"""

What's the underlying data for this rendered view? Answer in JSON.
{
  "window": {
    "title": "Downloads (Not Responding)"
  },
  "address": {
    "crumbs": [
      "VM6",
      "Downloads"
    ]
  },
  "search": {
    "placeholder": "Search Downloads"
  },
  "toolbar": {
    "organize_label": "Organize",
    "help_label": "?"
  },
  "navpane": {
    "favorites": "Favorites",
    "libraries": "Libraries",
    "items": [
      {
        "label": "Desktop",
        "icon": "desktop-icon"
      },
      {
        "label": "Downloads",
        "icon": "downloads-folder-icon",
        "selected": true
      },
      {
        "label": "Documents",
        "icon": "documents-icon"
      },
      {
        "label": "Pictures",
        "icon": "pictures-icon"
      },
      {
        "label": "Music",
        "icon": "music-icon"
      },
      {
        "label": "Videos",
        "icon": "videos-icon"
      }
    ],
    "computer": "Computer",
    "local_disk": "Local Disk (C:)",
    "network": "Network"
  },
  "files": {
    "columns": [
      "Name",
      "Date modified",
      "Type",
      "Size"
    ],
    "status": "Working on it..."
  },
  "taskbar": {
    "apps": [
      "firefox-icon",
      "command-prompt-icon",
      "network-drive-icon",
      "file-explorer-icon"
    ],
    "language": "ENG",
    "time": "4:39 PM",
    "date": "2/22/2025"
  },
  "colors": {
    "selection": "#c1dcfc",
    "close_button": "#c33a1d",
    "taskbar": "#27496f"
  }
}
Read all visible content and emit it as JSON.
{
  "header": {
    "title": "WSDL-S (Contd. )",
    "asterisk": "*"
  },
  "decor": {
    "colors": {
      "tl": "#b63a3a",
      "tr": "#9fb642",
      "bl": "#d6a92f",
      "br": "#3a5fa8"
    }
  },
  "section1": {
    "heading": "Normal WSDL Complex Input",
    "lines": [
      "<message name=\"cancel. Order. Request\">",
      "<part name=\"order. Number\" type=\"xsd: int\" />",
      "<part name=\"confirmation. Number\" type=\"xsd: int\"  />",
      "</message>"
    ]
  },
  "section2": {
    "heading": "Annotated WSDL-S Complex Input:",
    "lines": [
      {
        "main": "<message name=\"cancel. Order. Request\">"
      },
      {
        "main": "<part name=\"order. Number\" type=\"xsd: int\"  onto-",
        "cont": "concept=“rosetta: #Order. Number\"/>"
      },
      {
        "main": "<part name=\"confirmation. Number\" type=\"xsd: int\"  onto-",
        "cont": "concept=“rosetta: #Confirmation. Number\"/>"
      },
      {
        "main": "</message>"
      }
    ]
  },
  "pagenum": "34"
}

"""

■ OBJECTIVE
Copy each line of the records that contains the word "network".

■ EXERCISE RESULT
    "network": "Network"
      "network-drive-icon",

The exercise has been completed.